- _Your objective_
Filter these entries, keeping only lines that hold the word "text".

- _Dataset items_
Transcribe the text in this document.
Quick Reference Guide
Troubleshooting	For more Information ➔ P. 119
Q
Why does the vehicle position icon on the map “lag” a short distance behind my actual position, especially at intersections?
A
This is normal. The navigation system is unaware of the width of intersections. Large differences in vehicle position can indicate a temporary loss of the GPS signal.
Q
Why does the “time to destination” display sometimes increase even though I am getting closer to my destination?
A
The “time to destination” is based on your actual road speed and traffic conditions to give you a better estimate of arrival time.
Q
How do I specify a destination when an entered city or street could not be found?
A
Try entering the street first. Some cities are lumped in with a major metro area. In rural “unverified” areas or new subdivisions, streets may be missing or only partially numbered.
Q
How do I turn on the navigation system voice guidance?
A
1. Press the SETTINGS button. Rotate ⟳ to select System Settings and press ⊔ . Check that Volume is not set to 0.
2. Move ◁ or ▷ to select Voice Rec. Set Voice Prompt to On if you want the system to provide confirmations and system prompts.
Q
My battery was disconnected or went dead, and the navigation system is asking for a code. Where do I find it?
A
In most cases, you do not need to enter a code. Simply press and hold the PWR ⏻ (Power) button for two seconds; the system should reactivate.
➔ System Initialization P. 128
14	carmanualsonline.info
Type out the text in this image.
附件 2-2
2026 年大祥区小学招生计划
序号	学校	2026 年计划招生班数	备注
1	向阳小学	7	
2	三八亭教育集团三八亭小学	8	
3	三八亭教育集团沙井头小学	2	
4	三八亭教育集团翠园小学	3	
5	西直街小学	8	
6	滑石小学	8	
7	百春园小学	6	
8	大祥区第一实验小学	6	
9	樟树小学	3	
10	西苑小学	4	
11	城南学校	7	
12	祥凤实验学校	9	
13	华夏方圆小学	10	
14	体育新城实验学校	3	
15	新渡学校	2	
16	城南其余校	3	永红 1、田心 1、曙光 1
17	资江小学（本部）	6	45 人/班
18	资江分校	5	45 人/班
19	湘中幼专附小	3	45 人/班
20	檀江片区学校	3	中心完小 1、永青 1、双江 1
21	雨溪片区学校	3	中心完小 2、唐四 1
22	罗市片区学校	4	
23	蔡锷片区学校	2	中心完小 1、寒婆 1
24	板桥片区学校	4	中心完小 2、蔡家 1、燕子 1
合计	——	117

- _Output for this exercise_
Transcribe the text in this document.
Type out the text in this image.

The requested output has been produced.